— Begin Exercise inputs —

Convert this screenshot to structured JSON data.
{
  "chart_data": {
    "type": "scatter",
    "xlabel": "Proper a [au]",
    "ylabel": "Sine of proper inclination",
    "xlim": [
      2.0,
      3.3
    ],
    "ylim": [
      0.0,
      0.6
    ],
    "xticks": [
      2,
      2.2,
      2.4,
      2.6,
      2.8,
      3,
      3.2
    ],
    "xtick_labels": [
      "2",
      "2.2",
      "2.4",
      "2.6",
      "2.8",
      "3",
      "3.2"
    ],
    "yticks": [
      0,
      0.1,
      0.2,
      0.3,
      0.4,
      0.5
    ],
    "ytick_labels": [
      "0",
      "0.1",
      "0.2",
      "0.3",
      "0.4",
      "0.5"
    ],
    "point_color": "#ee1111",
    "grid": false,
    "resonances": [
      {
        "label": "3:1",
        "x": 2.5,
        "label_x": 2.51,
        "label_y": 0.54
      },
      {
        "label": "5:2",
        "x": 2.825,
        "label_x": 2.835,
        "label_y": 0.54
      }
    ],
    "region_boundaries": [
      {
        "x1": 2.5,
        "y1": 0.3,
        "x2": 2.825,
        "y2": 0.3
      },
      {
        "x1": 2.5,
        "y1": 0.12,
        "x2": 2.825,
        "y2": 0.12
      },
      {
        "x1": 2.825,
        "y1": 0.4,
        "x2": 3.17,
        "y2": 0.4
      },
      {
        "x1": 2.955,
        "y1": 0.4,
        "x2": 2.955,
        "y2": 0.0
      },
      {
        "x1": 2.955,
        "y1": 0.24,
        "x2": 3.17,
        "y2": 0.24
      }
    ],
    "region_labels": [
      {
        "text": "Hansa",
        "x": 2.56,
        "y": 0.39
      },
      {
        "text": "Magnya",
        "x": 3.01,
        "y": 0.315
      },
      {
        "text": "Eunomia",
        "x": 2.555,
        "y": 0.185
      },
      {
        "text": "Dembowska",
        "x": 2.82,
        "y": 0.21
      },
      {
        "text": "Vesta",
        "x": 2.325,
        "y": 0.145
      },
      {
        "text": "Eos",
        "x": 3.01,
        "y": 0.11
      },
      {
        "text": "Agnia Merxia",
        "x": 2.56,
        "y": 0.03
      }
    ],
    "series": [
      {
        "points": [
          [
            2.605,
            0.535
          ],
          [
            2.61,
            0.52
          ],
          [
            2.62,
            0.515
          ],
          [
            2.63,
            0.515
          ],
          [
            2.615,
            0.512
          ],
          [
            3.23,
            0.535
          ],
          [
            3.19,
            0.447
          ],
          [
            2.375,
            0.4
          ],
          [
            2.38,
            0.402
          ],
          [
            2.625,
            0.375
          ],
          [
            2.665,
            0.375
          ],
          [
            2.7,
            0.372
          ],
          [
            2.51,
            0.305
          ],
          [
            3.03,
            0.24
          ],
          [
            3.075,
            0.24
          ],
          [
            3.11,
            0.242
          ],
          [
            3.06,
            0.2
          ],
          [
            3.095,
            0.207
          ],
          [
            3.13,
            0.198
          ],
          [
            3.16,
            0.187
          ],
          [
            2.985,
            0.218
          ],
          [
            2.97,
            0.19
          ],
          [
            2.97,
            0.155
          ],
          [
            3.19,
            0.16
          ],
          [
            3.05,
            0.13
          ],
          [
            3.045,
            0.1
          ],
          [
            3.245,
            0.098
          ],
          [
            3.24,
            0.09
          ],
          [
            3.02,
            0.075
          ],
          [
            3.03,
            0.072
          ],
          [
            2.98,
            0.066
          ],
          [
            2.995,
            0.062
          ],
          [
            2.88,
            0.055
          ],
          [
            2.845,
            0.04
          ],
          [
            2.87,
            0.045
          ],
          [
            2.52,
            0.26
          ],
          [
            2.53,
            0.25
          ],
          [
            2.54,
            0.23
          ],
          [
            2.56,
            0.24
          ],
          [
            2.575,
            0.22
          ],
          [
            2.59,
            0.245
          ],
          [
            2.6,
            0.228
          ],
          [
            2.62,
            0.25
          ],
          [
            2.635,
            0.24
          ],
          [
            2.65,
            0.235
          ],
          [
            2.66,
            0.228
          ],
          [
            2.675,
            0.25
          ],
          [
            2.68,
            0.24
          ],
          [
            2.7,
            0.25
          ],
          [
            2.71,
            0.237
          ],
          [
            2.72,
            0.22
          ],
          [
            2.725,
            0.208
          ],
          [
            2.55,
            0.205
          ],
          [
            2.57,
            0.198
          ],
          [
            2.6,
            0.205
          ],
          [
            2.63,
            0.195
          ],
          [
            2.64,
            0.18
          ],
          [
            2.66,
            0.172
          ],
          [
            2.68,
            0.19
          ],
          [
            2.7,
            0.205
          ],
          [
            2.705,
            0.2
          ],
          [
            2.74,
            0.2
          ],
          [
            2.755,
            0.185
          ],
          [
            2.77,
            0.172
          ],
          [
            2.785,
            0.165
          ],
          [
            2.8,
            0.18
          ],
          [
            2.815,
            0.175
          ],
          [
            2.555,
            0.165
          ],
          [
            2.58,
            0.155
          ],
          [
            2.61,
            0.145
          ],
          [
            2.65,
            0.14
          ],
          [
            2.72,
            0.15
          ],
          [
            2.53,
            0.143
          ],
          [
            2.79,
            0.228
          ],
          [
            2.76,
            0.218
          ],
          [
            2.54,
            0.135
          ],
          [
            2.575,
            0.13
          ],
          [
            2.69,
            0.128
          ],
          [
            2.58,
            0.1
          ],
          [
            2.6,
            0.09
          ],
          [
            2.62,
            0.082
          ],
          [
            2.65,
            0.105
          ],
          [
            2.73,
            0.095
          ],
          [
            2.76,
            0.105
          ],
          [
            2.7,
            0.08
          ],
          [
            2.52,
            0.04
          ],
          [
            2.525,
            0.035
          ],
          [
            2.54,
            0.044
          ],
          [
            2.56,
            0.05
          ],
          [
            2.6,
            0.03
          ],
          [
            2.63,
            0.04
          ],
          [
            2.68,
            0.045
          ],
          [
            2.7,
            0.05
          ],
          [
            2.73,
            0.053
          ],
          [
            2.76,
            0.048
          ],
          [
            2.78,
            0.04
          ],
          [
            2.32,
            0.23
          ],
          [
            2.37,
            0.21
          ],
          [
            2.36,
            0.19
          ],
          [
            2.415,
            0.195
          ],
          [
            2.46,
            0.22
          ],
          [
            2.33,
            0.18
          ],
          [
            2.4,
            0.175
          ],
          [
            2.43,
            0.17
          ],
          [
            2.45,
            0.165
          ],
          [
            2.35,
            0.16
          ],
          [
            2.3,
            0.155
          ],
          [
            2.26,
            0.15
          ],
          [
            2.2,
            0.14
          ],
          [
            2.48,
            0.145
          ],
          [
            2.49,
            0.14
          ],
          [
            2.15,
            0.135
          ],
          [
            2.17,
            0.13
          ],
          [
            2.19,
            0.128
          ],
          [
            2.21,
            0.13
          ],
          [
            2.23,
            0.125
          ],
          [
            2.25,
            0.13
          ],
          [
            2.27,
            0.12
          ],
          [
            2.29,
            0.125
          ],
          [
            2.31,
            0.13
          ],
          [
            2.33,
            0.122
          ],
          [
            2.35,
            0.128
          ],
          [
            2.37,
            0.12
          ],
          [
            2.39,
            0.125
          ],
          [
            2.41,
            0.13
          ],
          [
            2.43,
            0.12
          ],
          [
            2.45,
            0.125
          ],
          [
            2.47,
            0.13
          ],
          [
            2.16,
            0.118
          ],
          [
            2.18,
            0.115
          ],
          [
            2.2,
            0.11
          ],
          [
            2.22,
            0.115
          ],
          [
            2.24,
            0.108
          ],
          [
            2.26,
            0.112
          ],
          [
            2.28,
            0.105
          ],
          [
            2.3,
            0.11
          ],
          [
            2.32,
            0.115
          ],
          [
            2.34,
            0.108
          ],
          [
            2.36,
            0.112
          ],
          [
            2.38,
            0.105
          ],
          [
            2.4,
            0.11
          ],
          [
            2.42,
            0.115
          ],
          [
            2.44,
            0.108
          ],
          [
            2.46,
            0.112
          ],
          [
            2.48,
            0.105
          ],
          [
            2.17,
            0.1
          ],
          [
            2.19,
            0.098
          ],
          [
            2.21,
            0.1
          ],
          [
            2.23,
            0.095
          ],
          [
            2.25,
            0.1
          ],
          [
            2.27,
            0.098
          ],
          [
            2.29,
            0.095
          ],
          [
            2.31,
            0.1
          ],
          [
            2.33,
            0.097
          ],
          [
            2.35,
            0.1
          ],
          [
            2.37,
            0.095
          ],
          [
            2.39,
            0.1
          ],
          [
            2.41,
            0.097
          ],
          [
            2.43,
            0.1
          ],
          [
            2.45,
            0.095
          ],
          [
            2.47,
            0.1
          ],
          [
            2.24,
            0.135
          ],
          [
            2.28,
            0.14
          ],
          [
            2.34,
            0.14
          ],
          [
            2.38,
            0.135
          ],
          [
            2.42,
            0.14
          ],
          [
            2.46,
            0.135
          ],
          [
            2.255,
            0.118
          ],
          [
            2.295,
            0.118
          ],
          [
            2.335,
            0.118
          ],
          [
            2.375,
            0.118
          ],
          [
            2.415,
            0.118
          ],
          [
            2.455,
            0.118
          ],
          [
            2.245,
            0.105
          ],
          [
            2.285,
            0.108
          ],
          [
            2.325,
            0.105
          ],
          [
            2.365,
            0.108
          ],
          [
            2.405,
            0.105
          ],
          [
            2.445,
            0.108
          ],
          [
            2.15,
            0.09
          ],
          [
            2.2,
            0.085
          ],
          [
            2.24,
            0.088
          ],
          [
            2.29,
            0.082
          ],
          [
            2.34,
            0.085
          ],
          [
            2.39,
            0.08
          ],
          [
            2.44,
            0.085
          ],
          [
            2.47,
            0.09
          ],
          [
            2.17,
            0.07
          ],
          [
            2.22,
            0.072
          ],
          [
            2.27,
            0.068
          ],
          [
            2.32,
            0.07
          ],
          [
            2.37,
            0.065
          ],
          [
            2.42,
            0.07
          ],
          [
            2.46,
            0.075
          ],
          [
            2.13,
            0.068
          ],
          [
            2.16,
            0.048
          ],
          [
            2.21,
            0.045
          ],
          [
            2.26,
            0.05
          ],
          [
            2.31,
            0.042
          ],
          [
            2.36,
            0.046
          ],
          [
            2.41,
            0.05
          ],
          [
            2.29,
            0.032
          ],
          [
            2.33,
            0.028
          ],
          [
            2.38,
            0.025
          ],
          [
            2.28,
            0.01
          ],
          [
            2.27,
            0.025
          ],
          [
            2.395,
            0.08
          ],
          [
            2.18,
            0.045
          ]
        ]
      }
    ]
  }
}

— End Exercise inputs —

**Objective**
Count every line above that holds the string "text" and give the total, nothing more.

**Exercise output**
7